• [Source records]
┄┄┄┄┄┄┄┄┄┄

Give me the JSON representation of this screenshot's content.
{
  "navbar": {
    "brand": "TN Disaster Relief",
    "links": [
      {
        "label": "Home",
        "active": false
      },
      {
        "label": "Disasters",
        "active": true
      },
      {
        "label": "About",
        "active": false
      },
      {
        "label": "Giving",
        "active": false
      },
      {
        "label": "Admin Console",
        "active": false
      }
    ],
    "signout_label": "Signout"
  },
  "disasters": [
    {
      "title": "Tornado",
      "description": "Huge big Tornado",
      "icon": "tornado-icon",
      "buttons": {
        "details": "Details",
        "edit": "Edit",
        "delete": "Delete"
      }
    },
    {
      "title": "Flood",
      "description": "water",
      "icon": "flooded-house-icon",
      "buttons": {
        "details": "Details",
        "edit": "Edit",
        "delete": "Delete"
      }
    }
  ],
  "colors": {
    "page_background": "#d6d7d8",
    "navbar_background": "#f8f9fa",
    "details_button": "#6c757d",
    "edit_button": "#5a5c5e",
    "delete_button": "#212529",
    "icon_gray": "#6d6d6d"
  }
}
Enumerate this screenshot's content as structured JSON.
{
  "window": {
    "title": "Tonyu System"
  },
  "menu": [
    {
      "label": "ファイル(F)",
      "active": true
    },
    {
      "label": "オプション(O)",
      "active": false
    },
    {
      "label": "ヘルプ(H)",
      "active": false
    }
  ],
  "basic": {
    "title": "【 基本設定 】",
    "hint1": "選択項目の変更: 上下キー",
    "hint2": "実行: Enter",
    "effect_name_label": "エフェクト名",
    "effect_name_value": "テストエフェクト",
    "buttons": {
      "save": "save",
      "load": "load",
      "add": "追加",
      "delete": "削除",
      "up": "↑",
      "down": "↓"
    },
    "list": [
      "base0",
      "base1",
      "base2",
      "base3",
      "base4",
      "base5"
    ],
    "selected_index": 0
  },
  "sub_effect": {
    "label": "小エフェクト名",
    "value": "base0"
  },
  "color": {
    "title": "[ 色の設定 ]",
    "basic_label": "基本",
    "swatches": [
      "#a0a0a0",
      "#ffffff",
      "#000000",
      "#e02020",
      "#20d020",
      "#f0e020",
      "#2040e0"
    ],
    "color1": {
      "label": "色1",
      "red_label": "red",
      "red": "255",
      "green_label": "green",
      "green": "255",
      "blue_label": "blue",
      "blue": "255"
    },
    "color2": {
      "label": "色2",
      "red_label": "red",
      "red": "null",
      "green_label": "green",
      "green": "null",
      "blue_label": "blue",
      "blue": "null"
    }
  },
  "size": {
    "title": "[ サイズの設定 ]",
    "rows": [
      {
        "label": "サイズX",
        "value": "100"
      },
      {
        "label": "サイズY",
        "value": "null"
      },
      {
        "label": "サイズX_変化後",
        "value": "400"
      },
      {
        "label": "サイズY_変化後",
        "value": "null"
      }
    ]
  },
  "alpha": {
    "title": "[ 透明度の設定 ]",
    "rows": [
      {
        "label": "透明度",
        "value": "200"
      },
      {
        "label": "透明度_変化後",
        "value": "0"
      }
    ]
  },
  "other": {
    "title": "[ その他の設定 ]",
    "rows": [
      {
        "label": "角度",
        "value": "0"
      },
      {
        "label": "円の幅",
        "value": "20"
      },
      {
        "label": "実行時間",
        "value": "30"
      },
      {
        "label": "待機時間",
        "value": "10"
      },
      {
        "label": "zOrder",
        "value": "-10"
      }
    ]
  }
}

┄┄┄┄┄┄┄┄┄┄

• [Stated goal] Transcribe every entry exactly, omitting nothing.

• [Final result]
Give me the JSON representation of this screenshot's content.
{
  "navbar": {
    "brand": "TN Disaster Relief",
    "links": [
      {
        "label": "Home",
        "active": false
      },
      {
        "label": "Disasters",
        "active": true
      },
      {
        "label": "About",
        "active": false
      },
      {
        "label": "Giving",
        "active": false
      },
      {
        "label": "Admin Console",
        "active": false
      }
    ],
    "signout_label": "Signout"
  },
  "disasters": [
    {
      "title": "Tornado",
      "description": "Huge big Tornado",
      "icon": "tornado-icon",
      "buttons": {
        "details": "Details",
        "edit": "Edit",
        "delete": "Delete"
      }
    },
    {
      "title": "Flood",
      "description": "water",
      "icon": "flooded-house-icon",
      "buttons": {
        "details": "Details",
        "edit": "Edit",
        "delete": "Delete"
      }
    }
  ],
  "colors": {
    "page_background": "#d6d7d8",
    "navbar_background": "#f8f9fa",
    "details_button": "#6c757d",
    "edit_button": "#5a5c5e",
    "delete_button": "#212529",
    "icon_gray": "#6d6d6d"
  }
}
Enumerate this screenshot's content as structured JSON.
{
  "window": {
    "title": "Tonyu System"
  },
  "menu": [
    {
      "label": "ファイル(F)",
      "active": true
    },
    {
      "label": "オプション(O)",
      "active": false
    },
    {
      "label": "ヘルプ(H)",
      "active": false
    }
  ],
  "basic": {
    "title": "【 基本設定 】",
    "hint1": "選択項目の変更: 上下キー",
    "hint2": "実行: Enter",
    "effect_name_label": "エフェクト名",
    "effect_name_value": "テストエフェクト",
    "buttons": {
      "save": "save",
      "load": "load",
      "add": "追加",
      "delete": "削除",
      "up": "↑",
      "down": "↓"
    },
    "list": [
      "base0",
      "base1",
      "base2",
      "base3",
      "base4",
      "base5"
    ],
    "selected_index": 0
  },
  "sub_effect": {
    "label": "小エフェクト名",
    "value": "base0"
  },
  "color": {
    "title": "[ 色の設定 ]",
    "basic_label": "基本",
    "swatches": [
      "#a0a0a0",
      "#ffffff",
      "#000000",
      "#e02020",
      "#20d020",
      "#f0e020",
      "#2040e0"
    ],
    "color1": {
      "label": "色1",
      "red_label": "red",
      "red": "255",
      "green_label": "green",
      "green": "255",
      "blue_label": "blue",
      "blue": "255"
    },
    "color2": {
      "label": "色2",
      "red_label": "red",
      "red": "null",
      "green_label": "green",
      "green": "null",
      "blue_label": "blue",
      "blue": "null"
    }
  },
  "size": {
    "title": "[ サイズの設定 ]",
    "rows": [
      {
        "label": "サイズX",
        "value": "100"
      },
      {
        "label": "サイズY",
        "value": "null"
      },
      {
        "label": "サイズX_変化後",
        "value": "400"
      },
      {
        "label": "サイズY_変化後",
        "value": "null"
      }
    ]
  },
  "alpha": {
    "title": "[ 透明度の設定 ]",
    "rows": [
      {
        "label": "透明度",
        "value": "200"
      },
      {
        "label": "透明度_変化後",
        "value": "0"
      }
    ]
  },
  "other": {
    "title": "[ その他の設定 ]",
    "rows": [
      {
        "label": "角度",
        "value": "0"
      },
      {
        "label": "円の幅",
        "value": "20"
      },
      {
        "label": "実行時間",
        "value": "30"
      },
      {
        "label": "待機時間",
        "value": "10"
      },
      {
        "label": "zOrder",
        "value": "-10"
      }
    ]
  }
}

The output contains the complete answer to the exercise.